* start DATASET CONTENT *

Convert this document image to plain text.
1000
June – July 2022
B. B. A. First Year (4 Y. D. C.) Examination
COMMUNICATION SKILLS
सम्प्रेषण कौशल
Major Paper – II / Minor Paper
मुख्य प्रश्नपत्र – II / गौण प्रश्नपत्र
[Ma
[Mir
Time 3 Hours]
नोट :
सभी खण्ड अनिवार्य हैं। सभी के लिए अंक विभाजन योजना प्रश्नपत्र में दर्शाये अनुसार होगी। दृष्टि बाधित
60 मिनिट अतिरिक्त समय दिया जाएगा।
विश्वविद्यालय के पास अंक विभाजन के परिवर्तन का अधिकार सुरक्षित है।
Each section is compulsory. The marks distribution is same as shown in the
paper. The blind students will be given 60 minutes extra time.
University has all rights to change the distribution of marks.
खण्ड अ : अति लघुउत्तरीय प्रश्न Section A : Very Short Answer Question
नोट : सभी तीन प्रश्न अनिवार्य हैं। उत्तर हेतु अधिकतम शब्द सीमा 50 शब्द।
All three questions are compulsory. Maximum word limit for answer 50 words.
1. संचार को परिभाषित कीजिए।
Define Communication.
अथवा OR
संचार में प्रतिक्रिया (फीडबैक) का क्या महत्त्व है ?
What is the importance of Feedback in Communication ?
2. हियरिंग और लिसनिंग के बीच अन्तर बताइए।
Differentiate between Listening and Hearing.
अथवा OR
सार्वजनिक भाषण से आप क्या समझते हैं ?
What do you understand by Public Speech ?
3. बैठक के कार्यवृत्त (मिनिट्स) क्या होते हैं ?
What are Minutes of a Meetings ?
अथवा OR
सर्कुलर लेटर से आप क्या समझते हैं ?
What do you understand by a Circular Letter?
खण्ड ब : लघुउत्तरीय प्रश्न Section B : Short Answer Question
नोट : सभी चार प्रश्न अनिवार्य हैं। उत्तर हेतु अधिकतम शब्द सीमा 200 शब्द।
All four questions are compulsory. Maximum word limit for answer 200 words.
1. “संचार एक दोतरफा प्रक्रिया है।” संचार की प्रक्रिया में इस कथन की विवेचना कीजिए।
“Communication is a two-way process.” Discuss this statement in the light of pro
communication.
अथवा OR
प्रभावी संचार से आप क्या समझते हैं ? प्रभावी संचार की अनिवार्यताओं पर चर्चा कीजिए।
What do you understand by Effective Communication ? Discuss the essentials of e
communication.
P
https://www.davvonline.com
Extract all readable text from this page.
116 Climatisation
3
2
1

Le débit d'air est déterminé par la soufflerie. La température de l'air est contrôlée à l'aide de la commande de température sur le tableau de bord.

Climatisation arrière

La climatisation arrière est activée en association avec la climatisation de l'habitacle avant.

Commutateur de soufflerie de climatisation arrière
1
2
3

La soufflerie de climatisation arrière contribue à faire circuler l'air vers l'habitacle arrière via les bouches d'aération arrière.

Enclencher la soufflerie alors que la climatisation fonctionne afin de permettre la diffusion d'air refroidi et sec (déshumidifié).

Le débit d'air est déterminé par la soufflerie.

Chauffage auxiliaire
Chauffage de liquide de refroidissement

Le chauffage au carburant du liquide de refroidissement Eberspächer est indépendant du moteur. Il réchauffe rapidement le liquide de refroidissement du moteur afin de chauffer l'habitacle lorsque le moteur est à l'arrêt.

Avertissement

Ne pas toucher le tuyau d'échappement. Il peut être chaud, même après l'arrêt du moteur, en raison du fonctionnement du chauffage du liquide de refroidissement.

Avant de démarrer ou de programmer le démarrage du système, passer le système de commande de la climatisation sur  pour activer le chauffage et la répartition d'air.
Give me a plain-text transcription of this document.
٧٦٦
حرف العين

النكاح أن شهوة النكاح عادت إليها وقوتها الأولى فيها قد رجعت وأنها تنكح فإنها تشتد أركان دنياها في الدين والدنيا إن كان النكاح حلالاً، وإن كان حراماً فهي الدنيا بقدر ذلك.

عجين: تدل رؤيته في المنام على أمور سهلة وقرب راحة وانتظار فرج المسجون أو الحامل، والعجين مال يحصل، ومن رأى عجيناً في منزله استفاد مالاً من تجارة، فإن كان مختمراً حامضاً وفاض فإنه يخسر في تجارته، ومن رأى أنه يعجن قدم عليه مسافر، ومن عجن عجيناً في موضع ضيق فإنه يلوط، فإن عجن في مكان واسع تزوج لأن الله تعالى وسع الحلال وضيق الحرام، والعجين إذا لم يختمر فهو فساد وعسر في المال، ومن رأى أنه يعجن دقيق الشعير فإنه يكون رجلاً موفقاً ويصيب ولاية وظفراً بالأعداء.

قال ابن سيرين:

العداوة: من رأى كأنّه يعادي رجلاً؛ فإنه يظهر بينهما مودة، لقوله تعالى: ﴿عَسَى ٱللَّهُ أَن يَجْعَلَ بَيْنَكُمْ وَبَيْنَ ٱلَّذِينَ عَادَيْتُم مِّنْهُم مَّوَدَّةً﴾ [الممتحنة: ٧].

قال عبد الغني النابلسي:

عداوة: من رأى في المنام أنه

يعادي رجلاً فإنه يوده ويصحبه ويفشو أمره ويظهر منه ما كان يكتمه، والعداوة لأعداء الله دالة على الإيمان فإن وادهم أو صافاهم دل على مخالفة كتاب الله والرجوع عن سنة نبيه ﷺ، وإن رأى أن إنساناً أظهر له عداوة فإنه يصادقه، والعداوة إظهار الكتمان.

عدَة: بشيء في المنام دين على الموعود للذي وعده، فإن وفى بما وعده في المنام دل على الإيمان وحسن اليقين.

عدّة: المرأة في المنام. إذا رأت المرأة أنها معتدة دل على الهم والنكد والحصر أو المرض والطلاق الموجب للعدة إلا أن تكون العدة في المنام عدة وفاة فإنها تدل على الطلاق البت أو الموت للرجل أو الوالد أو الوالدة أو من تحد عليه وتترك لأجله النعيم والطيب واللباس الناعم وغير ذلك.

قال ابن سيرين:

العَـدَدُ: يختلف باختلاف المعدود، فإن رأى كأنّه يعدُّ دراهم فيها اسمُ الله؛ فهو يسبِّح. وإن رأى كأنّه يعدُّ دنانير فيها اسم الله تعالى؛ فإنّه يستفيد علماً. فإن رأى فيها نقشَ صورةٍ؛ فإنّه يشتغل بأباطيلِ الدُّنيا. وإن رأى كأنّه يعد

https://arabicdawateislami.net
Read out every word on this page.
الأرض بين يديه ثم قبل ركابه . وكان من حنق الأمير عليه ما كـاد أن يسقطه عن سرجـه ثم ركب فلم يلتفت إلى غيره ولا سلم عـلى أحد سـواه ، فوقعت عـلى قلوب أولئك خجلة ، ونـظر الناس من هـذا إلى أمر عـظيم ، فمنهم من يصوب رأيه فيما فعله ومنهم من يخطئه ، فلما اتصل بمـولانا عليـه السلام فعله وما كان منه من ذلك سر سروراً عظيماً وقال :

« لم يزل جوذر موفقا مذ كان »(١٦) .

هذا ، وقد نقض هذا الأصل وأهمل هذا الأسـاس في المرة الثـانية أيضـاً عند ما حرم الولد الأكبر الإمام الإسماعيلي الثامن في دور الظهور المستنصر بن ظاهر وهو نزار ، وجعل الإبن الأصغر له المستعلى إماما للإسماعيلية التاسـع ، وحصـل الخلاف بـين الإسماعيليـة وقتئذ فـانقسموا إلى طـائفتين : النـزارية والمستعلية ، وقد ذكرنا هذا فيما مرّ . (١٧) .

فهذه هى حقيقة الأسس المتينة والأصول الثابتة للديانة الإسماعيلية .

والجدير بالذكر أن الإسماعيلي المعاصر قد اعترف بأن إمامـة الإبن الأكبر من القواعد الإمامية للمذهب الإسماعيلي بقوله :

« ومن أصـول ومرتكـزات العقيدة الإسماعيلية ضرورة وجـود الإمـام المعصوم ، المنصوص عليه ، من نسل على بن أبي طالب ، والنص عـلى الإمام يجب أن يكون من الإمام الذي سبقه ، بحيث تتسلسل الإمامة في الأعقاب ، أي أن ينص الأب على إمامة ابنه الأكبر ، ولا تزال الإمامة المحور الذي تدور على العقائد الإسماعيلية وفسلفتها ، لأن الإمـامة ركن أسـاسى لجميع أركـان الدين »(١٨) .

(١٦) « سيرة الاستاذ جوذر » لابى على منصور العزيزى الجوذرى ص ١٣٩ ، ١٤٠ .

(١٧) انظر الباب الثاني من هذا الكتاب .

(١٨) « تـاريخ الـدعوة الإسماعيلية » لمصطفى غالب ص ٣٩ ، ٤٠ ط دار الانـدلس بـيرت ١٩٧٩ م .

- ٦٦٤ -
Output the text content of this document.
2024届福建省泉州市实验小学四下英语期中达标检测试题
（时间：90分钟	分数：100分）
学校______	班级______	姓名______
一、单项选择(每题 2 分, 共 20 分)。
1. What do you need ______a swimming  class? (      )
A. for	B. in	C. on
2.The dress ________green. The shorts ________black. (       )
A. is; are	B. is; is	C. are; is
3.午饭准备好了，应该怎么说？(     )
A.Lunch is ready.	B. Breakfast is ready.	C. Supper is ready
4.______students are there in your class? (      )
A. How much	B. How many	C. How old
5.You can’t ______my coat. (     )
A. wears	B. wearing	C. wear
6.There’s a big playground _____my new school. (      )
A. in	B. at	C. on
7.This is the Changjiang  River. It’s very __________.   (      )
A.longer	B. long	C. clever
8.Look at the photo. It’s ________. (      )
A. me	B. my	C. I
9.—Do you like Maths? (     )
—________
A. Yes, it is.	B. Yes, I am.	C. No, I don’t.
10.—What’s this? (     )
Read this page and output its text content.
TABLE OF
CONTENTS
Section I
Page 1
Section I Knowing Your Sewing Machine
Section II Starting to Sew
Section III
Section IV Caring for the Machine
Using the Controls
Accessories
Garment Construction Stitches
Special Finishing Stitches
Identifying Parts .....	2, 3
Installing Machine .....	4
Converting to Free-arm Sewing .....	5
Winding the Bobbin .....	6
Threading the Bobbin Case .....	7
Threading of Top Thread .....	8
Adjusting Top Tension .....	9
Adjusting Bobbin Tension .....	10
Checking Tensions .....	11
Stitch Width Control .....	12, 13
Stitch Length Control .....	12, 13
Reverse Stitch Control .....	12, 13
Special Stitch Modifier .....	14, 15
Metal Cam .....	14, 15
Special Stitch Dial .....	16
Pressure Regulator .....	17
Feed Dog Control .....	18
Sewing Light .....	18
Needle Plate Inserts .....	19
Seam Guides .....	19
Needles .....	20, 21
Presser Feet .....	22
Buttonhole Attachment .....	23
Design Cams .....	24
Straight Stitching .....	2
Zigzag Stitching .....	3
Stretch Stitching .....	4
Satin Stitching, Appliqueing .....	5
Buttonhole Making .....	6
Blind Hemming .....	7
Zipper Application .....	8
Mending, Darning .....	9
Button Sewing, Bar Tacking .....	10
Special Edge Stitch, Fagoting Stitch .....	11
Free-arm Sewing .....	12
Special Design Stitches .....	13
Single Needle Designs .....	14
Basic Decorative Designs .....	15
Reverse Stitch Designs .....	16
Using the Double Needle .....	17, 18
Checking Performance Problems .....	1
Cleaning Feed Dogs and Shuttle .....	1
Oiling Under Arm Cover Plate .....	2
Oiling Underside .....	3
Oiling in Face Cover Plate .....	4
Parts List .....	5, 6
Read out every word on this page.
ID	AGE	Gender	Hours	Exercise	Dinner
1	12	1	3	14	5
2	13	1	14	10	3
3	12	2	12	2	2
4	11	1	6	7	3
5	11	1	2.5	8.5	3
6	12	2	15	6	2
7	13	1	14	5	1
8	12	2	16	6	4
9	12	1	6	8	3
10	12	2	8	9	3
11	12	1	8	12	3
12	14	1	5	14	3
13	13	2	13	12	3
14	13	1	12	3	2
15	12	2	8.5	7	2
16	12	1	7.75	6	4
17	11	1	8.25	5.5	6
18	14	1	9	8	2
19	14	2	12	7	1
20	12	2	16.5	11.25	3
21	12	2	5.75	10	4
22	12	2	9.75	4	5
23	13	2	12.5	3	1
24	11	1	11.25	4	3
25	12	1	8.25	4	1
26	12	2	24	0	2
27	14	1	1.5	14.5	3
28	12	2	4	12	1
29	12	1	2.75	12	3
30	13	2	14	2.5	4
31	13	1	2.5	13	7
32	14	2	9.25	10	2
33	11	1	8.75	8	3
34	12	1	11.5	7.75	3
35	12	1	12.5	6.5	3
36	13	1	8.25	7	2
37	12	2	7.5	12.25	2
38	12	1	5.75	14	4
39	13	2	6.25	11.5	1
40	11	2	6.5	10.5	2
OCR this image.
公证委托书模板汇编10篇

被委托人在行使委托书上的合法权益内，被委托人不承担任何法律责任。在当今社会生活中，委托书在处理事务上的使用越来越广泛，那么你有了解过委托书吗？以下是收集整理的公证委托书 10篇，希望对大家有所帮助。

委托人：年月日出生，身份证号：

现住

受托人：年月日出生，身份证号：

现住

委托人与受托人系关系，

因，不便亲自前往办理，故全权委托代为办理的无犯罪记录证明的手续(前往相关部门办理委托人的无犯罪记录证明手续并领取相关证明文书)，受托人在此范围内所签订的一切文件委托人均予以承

* end DATASET CONTENT *

- TASK STATEMENT
Only the number is needed here: how many lines of the records contain "compulsory"?

- WRITTEN ANSWER
3